>> Start Records for this exercise
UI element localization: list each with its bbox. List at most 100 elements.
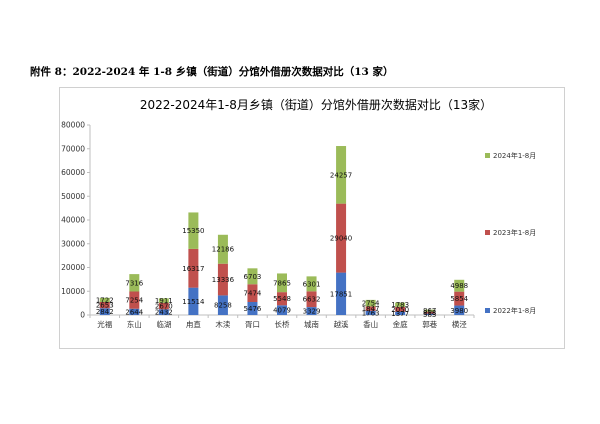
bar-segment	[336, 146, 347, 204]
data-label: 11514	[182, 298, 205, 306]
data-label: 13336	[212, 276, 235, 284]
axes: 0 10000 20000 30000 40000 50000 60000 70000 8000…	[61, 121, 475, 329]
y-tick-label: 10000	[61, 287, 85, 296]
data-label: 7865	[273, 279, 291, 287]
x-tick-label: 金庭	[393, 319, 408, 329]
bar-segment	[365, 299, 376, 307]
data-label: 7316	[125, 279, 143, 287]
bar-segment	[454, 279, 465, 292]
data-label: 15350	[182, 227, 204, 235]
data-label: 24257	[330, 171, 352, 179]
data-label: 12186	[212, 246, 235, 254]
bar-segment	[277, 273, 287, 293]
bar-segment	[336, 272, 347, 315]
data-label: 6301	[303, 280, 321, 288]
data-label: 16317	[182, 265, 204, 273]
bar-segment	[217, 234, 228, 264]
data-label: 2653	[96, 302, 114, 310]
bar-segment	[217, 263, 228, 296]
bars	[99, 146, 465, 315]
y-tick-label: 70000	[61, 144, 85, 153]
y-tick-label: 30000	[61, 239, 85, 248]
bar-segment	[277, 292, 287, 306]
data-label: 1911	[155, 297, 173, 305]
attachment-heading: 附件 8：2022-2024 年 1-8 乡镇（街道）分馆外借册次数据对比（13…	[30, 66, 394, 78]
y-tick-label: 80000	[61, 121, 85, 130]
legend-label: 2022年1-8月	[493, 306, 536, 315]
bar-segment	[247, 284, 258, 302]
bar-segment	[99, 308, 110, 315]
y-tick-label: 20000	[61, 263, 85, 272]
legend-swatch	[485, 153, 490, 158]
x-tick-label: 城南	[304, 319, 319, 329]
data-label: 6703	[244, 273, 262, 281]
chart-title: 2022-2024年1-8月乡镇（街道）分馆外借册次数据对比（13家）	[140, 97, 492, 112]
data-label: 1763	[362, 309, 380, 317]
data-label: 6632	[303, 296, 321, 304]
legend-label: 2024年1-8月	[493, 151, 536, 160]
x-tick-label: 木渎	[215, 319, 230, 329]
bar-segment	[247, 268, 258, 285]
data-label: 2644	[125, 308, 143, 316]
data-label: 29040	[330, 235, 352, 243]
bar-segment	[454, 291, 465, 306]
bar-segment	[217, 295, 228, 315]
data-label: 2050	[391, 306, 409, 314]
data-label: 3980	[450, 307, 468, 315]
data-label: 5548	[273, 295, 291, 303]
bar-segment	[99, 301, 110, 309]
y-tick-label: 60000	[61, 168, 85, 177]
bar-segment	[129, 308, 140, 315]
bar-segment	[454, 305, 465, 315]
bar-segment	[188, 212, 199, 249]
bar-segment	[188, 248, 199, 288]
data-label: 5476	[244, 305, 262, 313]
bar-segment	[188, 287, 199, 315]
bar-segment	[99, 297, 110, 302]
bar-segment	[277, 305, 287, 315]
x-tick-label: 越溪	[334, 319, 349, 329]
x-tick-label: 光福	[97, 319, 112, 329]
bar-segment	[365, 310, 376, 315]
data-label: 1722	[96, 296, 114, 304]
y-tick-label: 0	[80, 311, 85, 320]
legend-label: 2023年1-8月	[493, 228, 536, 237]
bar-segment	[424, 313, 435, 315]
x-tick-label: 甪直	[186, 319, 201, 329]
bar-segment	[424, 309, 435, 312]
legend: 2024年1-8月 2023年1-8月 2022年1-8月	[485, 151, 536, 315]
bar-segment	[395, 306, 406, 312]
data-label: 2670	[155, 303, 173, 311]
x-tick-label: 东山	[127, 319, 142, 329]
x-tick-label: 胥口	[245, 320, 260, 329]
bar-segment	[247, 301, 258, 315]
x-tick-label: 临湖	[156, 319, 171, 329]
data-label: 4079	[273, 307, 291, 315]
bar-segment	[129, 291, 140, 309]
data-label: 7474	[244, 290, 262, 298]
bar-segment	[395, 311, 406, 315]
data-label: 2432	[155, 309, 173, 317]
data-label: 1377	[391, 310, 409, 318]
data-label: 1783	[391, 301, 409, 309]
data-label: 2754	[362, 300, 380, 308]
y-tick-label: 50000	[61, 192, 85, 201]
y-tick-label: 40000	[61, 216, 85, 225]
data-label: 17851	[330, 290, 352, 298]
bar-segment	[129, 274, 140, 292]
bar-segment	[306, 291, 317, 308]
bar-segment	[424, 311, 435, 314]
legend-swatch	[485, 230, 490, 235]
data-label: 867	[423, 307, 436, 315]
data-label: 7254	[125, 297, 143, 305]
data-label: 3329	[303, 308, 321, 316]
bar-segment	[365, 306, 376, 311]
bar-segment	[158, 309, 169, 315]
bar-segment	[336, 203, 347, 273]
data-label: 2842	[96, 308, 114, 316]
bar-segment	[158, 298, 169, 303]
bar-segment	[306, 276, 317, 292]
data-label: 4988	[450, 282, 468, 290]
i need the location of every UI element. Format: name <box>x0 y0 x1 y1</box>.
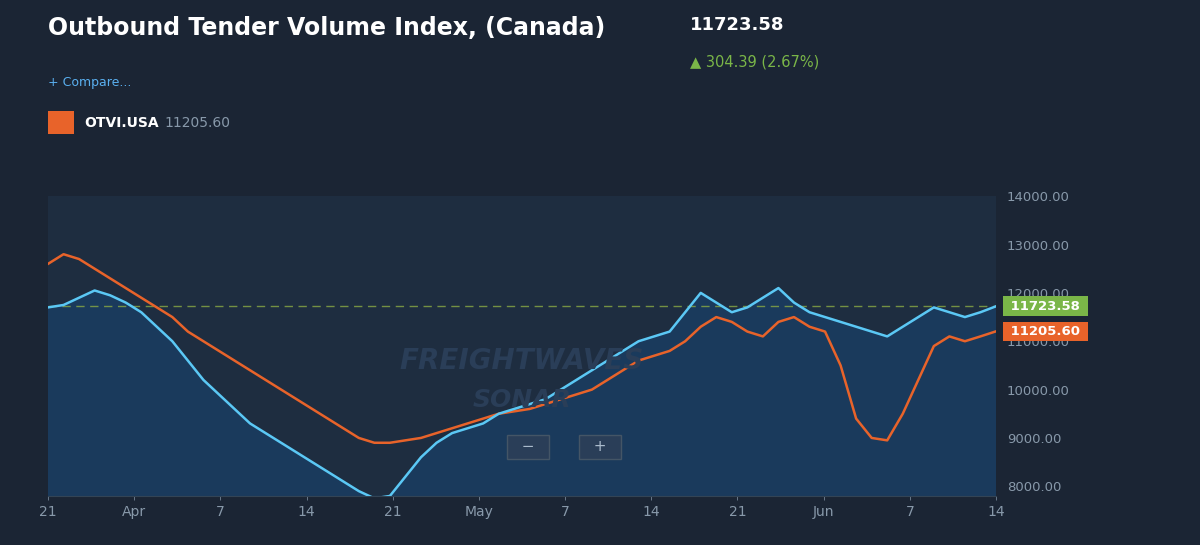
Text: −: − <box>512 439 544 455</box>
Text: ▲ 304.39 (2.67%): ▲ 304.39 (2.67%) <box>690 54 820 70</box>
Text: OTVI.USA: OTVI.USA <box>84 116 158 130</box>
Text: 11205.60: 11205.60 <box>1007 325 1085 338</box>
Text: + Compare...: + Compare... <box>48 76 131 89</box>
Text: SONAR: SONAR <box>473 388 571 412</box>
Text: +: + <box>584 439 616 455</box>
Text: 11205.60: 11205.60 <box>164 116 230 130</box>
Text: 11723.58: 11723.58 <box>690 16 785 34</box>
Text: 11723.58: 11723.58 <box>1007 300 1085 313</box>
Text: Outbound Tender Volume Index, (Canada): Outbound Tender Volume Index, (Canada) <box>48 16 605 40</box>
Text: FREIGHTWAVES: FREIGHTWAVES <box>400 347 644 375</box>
>> End Records for this exercise
>> Start Records for this exercise
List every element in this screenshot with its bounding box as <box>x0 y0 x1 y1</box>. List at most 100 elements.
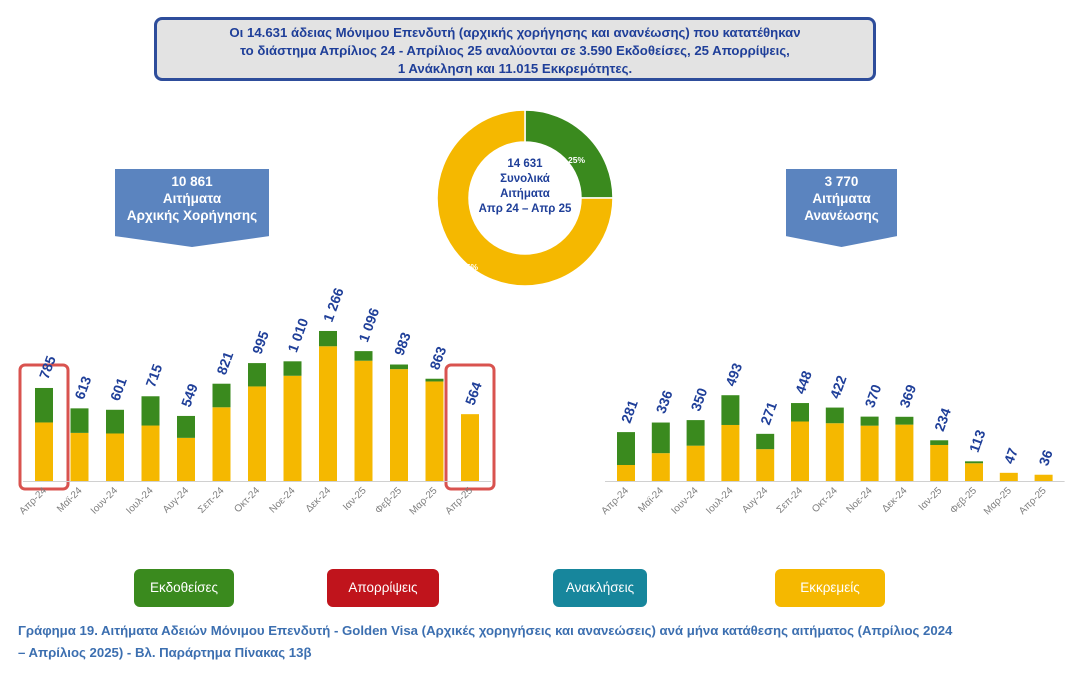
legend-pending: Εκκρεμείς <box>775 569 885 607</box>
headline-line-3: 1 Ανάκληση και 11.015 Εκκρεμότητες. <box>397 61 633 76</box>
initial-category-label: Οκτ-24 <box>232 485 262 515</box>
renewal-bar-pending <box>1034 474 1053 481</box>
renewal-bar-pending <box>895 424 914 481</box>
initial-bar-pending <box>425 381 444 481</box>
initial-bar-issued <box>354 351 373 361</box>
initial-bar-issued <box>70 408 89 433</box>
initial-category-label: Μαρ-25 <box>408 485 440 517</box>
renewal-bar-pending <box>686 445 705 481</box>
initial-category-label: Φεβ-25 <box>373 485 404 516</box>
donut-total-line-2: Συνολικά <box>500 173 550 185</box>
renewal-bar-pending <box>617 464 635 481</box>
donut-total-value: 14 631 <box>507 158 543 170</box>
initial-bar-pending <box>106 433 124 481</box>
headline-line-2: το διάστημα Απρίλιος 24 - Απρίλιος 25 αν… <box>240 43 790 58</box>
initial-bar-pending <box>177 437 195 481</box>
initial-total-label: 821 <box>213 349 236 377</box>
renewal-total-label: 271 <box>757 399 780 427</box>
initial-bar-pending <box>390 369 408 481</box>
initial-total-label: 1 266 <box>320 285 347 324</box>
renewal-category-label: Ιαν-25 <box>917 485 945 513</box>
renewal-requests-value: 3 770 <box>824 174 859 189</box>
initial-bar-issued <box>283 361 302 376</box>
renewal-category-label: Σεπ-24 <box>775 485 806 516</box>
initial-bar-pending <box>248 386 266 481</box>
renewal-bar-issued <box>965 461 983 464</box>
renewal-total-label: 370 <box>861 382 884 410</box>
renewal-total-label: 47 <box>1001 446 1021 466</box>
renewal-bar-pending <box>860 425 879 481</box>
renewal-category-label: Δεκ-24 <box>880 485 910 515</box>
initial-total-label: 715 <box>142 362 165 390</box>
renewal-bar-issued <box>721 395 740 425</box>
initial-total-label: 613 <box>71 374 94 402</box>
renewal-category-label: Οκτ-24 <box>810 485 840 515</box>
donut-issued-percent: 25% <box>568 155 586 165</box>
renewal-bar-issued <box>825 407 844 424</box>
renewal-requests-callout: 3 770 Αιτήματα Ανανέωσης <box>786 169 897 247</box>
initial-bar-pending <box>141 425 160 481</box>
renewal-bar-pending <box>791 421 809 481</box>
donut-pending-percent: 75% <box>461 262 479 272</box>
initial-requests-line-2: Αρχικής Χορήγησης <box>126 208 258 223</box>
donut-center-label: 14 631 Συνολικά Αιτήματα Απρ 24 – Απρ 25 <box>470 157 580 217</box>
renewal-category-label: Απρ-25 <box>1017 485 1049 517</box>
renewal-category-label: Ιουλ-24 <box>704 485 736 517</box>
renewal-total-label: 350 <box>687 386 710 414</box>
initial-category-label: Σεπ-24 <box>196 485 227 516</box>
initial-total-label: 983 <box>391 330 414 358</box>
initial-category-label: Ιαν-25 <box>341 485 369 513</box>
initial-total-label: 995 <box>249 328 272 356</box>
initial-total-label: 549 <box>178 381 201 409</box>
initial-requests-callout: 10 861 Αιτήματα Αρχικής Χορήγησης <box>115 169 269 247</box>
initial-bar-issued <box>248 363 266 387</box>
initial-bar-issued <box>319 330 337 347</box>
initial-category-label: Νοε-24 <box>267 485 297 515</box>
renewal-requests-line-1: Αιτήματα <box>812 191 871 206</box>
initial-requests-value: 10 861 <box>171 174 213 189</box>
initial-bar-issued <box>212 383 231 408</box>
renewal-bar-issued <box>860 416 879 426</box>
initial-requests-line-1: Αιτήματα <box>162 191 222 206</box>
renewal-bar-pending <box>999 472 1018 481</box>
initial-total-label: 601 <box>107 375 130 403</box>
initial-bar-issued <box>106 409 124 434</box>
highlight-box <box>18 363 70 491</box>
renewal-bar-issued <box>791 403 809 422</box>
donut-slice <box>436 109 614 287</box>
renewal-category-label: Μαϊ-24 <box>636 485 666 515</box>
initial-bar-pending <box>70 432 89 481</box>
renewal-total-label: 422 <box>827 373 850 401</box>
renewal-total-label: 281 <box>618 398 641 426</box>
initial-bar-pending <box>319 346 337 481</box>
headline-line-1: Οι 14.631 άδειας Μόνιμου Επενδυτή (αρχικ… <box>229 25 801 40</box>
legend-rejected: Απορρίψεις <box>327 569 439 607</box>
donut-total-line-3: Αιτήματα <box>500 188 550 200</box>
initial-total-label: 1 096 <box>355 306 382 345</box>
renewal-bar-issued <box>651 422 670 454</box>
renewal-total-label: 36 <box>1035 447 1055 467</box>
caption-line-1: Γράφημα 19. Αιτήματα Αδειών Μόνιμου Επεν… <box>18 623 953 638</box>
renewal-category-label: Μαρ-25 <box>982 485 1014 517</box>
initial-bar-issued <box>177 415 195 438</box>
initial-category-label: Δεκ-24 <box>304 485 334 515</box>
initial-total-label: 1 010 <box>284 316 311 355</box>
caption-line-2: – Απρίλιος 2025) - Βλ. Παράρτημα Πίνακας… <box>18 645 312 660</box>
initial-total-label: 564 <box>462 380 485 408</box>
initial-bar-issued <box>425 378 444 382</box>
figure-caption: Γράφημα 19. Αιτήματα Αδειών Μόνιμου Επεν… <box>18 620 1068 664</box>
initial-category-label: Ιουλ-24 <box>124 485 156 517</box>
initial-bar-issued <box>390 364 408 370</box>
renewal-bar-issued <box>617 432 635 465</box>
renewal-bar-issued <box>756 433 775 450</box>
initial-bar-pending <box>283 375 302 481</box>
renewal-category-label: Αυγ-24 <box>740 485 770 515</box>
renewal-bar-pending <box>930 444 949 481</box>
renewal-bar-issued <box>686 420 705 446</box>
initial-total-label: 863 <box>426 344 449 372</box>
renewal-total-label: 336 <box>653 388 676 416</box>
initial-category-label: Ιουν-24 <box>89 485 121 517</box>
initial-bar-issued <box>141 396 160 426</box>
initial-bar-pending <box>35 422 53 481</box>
>> End Records for this exercise
>> Start Records for this exercise
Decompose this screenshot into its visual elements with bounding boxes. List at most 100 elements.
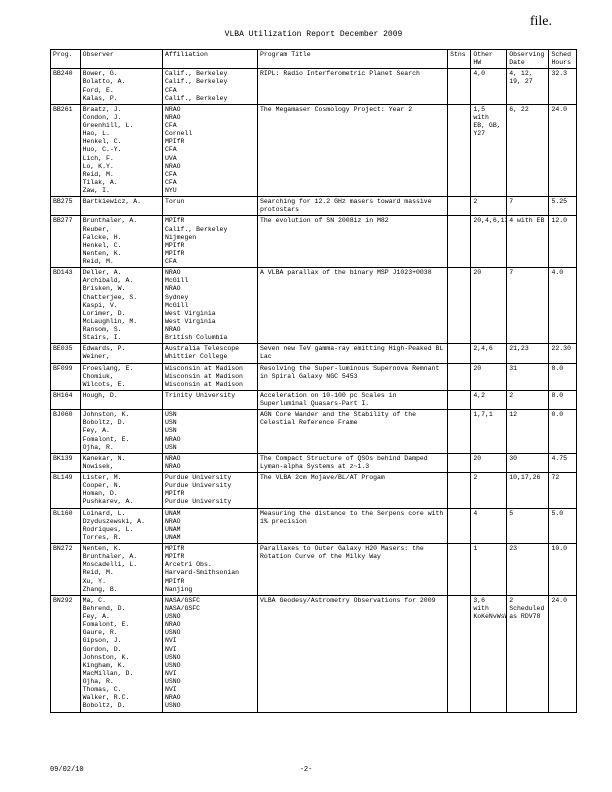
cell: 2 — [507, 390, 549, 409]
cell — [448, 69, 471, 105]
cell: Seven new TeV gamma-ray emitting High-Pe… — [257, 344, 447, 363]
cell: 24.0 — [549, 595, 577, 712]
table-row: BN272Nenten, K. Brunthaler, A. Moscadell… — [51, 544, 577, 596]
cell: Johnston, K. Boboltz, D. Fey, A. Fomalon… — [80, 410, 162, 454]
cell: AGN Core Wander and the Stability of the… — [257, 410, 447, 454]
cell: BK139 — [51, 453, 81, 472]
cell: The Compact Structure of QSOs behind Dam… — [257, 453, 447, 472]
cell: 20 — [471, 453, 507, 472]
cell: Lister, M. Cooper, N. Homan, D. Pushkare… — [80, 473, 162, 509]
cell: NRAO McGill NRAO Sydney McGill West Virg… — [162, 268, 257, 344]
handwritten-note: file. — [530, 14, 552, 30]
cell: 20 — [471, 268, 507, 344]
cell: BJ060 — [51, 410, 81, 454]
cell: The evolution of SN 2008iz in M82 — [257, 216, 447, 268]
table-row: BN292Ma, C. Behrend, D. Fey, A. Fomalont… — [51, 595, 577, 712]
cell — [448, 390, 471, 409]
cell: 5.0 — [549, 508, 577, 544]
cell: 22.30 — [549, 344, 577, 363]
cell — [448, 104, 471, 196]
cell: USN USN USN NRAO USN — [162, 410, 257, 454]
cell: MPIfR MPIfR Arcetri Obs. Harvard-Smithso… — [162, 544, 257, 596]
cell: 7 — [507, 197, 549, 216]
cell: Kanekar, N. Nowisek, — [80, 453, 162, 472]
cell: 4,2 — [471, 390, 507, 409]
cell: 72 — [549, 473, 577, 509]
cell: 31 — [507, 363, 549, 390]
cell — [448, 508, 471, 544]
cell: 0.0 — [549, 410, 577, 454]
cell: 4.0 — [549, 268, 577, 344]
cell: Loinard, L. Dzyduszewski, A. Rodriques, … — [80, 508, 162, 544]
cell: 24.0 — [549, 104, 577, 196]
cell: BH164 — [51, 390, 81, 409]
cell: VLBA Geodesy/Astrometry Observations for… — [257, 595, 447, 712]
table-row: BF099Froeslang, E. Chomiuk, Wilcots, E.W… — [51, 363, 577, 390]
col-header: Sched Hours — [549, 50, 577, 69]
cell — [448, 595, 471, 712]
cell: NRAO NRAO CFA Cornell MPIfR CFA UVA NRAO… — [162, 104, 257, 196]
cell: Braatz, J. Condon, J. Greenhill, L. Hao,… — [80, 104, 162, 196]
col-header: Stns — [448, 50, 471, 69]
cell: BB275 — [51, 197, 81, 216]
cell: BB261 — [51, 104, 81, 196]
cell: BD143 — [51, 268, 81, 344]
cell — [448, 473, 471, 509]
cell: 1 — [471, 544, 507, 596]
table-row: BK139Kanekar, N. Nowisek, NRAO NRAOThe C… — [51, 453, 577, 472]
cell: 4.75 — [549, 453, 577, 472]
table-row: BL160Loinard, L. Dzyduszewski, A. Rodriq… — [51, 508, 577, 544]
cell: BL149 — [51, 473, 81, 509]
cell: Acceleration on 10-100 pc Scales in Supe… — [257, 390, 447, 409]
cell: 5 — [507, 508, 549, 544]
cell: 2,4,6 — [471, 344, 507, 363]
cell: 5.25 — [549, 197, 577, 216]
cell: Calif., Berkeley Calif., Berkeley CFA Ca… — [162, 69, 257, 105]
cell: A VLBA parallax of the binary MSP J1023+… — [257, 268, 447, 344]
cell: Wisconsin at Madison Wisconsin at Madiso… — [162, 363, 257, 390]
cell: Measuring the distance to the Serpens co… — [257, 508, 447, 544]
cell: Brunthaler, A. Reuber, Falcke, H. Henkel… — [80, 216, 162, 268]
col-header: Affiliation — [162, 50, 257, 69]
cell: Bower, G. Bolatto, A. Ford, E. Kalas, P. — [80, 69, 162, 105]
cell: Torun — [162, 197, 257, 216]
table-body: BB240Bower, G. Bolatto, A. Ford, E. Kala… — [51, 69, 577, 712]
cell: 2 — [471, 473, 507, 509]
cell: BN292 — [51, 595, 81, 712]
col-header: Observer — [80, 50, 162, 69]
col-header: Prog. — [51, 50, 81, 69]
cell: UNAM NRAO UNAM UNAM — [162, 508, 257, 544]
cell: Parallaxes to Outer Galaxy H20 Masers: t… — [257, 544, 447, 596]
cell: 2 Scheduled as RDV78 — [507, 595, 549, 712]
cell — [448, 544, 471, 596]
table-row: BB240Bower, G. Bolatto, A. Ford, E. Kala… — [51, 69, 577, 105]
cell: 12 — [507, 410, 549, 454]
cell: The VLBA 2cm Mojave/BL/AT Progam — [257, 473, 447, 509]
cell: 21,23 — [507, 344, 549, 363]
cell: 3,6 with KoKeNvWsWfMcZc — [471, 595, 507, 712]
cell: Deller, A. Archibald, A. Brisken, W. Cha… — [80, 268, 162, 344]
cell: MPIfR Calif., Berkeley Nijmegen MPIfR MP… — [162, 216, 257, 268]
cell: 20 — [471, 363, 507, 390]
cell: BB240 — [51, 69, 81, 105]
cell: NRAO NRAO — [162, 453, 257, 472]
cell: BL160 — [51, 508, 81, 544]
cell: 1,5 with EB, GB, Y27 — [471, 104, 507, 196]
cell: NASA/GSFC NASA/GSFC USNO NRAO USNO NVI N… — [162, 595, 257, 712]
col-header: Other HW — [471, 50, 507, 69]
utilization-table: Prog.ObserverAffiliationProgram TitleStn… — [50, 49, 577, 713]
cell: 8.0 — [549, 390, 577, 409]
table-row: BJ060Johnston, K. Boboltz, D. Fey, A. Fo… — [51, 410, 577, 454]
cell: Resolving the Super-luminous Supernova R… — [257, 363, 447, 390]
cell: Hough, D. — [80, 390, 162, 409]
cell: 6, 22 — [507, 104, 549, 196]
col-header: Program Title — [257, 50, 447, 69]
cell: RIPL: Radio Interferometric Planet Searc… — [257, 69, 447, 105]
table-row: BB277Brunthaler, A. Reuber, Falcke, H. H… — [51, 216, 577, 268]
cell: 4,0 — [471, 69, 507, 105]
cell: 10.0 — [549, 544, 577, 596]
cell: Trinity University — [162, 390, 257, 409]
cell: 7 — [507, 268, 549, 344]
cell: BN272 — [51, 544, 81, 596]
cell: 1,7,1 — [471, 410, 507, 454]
>> End Records for this exercise
### Do this
Please give the entries from the line with "cell: 2 — [507, 390, 549, 409]" to the line with "cell: 20 — [471, 453, 507, 472]" again, changing "table-row" to "row" and leaving everything else the same. Return only those lines.

### Output of the exercise
cell: 2 — [507, 390, 549, 409]
cell — [448, 69, 471, 105]
cell: Seven new TeV gamma-ray emitting High-Pe… — [257, 344, 447, 363]
cell: 24.0 — [549, 595, 577, 712]
row: BN272Nenten, K. Brunthaler, A. Moscadell… — [51, 544, 577, 596]
cell: Johnston, K. Boboltz, D. Fey, A. Fomalon… — [80, 410, 162, 454]
cell: AGN Core Wander and the Stability of the… — [257, 410, 447, 454]
cell: BK139 — [51, 453, 81, 472]
cell: The Compact Structure of QSOs behind Dam… — [257, 453, 447, 472]
cell: 20 — [471, 453, 507, 472]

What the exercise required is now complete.